-- Begin DATASET EXCERPTS --
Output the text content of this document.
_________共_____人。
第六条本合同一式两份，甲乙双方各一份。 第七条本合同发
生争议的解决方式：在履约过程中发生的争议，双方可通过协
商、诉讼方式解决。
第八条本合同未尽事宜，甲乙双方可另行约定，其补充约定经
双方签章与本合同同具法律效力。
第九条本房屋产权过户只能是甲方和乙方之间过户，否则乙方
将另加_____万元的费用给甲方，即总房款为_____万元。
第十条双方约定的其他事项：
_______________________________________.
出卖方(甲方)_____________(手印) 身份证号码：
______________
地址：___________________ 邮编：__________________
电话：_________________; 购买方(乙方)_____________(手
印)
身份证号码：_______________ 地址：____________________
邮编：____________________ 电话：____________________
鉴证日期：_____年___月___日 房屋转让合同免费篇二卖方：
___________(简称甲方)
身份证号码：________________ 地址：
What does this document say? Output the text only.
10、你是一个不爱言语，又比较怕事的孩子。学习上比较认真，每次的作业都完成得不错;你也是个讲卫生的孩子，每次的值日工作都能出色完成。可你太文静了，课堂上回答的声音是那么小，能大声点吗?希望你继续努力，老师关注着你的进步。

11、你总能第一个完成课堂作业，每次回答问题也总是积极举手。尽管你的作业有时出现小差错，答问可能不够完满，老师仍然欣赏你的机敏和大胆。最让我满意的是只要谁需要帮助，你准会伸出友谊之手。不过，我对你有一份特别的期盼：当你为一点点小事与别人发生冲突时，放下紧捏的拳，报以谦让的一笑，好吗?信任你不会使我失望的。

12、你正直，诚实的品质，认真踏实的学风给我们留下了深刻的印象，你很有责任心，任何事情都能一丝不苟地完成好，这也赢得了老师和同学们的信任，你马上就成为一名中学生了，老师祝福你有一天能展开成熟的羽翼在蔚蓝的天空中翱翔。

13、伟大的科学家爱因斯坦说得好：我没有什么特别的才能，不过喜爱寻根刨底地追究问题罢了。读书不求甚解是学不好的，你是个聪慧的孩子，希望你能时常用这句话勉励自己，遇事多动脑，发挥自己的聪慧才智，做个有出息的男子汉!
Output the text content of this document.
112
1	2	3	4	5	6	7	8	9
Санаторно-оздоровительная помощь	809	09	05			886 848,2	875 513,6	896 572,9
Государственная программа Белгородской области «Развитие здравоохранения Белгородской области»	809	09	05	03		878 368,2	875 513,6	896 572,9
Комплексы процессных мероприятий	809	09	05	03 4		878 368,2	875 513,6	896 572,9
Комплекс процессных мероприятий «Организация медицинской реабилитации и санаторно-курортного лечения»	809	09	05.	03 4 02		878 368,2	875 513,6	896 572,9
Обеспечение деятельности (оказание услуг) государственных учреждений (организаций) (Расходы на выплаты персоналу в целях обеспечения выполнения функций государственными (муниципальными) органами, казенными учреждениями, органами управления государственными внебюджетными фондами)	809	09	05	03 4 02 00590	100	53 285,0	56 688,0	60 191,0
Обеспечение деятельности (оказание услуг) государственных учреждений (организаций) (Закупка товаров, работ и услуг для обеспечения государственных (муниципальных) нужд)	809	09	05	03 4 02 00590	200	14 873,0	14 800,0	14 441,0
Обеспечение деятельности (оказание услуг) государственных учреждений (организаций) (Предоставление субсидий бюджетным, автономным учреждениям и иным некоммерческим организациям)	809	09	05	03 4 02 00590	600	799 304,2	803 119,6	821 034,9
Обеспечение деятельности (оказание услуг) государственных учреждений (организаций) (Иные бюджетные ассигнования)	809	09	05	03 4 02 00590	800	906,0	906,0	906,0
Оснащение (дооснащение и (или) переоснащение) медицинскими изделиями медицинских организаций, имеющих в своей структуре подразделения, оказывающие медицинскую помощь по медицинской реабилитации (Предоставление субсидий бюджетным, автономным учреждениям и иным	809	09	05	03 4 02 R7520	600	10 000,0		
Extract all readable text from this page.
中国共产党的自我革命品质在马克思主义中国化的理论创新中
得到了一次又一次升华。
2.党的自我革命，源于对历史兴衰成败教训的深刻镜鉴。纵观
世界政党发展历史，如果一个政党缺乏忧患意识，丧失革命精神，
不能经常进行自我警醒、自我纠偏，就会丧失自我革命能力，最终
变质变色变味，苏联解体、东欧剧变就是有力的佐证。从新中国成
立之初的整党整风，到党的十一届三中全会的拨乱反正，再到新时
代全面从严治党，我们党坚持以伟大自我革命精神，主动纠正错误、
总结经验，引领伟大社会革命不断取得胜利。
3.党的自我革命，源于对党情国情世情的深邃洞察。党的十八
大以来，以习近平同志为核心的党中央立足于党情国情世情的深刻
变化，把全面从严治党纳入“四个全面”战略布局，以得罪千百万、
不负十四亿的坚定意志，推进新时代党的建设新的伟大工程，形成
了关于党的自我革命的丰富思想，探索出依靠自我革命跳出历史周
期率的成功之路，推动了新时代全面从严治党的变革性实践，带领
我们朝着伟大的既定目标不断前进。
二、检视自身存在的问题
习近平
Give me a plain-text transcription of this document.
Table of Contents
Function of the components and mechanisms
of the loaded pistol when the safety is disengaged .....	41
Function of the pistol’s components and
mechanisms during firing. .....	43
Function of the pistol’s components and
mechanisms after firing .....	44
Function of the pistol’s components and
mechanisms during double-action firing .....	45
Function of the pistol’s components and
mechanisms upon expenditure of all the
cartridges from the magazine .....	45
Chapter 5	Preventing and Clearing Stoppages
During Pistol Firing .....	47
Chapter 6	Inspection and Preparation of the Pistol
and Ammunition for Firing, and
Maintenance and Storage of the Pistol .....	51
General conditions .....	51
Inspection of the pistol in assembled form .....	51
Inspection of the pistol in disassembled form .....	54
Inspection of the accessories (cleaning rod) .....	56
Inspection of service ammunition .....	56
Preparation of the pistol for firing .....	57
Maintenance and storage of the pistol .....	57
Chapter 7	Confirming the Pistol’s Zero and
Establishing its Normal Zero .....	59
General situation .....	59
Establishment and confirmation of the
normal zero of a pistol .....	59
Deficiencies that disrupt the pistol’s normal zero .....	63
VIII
-- End DATASET EXCERPTS --
[WRITTEN REQUEST]
Quote the listing in full, please, keeping every line exact.

[REPLY]
Output the text content of this document.
_________共_____人。
第六条本合同一式两份，甲乙双方各一份。 第七条本合同发
生争议的解决方式：在履约过程中发生的争议，双方可通过协
商、诉讼方式解决。
第八条本合同未尽事宜，甲乙双方可另行约定，其补充约定经
双方签章与本合同同具法律效力。
第九条本房屋产权过户只能是甲方和乙方之间过户，否则乙方
将另加_____万元的费用给甲方，即总房款为_____万元。
第十条双方约定的其他事项：
_______________________________________.
出卖方(甲方)_____________(手印) 身份证号码：
______________
地址：___________________ 邮编：__________________
电话：_________________; 购买方(乙方)_____________(手
印)
身份证号码：_______________ 地址：____________________
邮编：____________________ 电话：____________________
鉴证日期：_____年___月___日 房屋转让合同免费篇二卖方：
___________(简称甲方)
身份证号码：________________ 地址：
What does this document say? Output the text only.
10、你是一个不爱言语，又比较怕事的孩子。学习上比较认真，每次的作业都完成得不错;你也是个讲卫生的孩子，每次的值日工作都能出色完成。可你太文静了，课堂上回答的声音是那么小，能大声点吗?希望你继续努力，老师关注着你的进步。

11、你总能第一个完成课堂作业，每次回答问题也总是积极举手。尽管你的作业有时出现小差错，答问可能不够完满，老师仍然欣赏你的机敏和大胆。最让我满意的是只要谁需要帮助，你准会伸出友谊之手。不过，我对你有一份特别的期盼：当你为一点点小事与别人发生冲突时，放下紧捏的拳，报以谦让的一笑，好吗?信任你不会使我失望的。

12、你正直，诚实的品质，认真踏实的学风给我们留下了深刻的印象，你很有责任心，任何事情都能一丝不苟地完成好，这也赢得了老师和同学们的信任，你马上就成为一名中学生了，老师祝福你有一天能展开成熟的羽翼在蔚蓝的天空中翱翔。

13、伟大的科学家爱因斯坦说得好：我没有什么特别的才能，不过喜爱寻根刨底地追究问题罢了。读书不求甚解是学不好的，你是个聪慧的孩子，希望你能时常用这句话勉励自己，遇事多动脑，发挥自己的聪慧才智，做个有出息的男子汉!
Output the text content of this document.
112
1	2	3	4	5	6	7	8	9
Санаторно-оздоровительная помощь	809	09	05			886 848,2	875 513,6	896 572,9
Государственная программа Белгородской области «Развитие здравоохранения Белгородской области»	809	09	05	03		878 368,2	875 513,6	896 572,9
Комплексы процессных мероприятий	809	09	05	03 4		878 368,2	875 513,6	896 572,9
Комплекс процессных мероприятий «Организация медицинской реабилитации и санаторно-курортного лечения»	809	09	05.	03 4 02		878 368,2	875 513,6	896 572,9
Обеспечение деятельности (оказание услуг) государственных учреждений (организаций) (Расходы на выплаты персоналу в целях обеспечения выполнения функций государственными (муниципальными) органами, казенными учреждениями, органами управления государственными внебюджетными фондами)	809	09	05	03 4 02 00590	100	53 285,0	56 688,0	60 191,0
Обеспечение деятельности (оказание услуг) государственных учреждений (организаций) (Закупка товаров, работ и услуг для обеспечения государственных (муниципальных) нужд)	809	09	05	03 4 02 00590	200	14 873,0	14 800,0	14 441,0
Обеспечение деятельности (оказание услуг) государственных учреждений (организаций) (Предоставление субсидий бюджетным, автономным учреждениям и иным некоммерческим организациям)	809	09	05	03 4 02 00590	600	799 304,2	803 119,6	821 034,9
Обеспечение деятельности (оказание услуг) государственных учреждений (организаций) (Иные бюджетные ассигнования)	809	09	05	03 4 02 00590	800	906,0	906,0	906,0
Оснащение (дооснащение и (или) переоснащение) медицинскими изделиями медицинских организаций, имеющих в своей структуре подразделения, оказывающие медицинскую помощь по медицинской реабилитации (Предоставление субсидий бюджетным, автономным учреждениям и иным	809	09	05	03 4 02 R7520	600	10 000,0		
Extract all readable text from this page.
中国共产党的自我革命品质在马克思主义中国化的理论创新中
得到了一次又一次升华。
2.党的自我革命，源于对历史兴衰成败教训的深刻镜鉴。纵观
世界政党发展历史，如果一个政党缺乏忧患意识，丧失革命精神，
不能经常进行自我警醒、自我纠偏，就会丧失自我革命能力，最终
变质变色变味，苏联解体、东欧剧变就是有力的佐证。从新中国成
立之初的整党整风，到党的十一届三中全会的拨乱反正，再到新时
代全面从严治党，我们党坚持以伟大自我革命精神，主动纠正错误、
总结经验，引领伟大社会革命不断取得胜利。
3.党的自我革命，源于对党情国情世情的深邃洞察。党的十八
大以来，以习近平同志为核心的党中央立足于党情国情世情的深刻
变化，把全面从严治党纳入“四个全面”战略布局，以得罪千百万、
不负十四亿的坚定意志，推进新时代党的建设新的伟大工程，形成
了关于党的自我革命的丰富思想，探索出依靠自我革命跳出历史周
期率的成功之路，推动了新时代全面从严治党的变革性实践，带领
我们朝着伟大的既定目标不断前进。
二、检视自身存在的问题
习近平
Give me a plain-text transcription of this document.
Table of Contents
Function of the components and mechanisms
of the loaded pistol when the safety is disengaged .....	41
Function of the pistol’s components and
mechanisms during firing. .....	43
Function of the pistol’s components and
mechanisms after firing .....	44
Function of the pistol’s components and
mechanisms during double-action firing .....	45
Function of the pistol’s components and
mechanisms upon expenditure of all the
cartridges from the magazine .....	45
Chapter 5	Preventing and Clearing Stoppages
During Pistol Firing .....	47
Chapter 6	Inspection and Preparation of the Pistol
and Ammunition for Firing, and
Maintenance and Storage of the Pistol .....	51
General conditions .....	51
Inspection of the pistol in assembled form .....	51
Inspection of the pistol in disassembled form .....	54
Inspection of the accessories (cleaning rod) .....	56
Inspection of service ammunition .....	56
Preparation of the pistol for firing .....	57
Maintenance and storage of the pistol .....	57
Chapter 7	Confirming the Pistol’s Zero and
Establishing its Normal Zero .....	59
General situation .....	59
Establishment and confirmation of the
normal zero of a pistol .....	59
Deficiencies that disrupt the pistol’s normal zero .....	63
VIII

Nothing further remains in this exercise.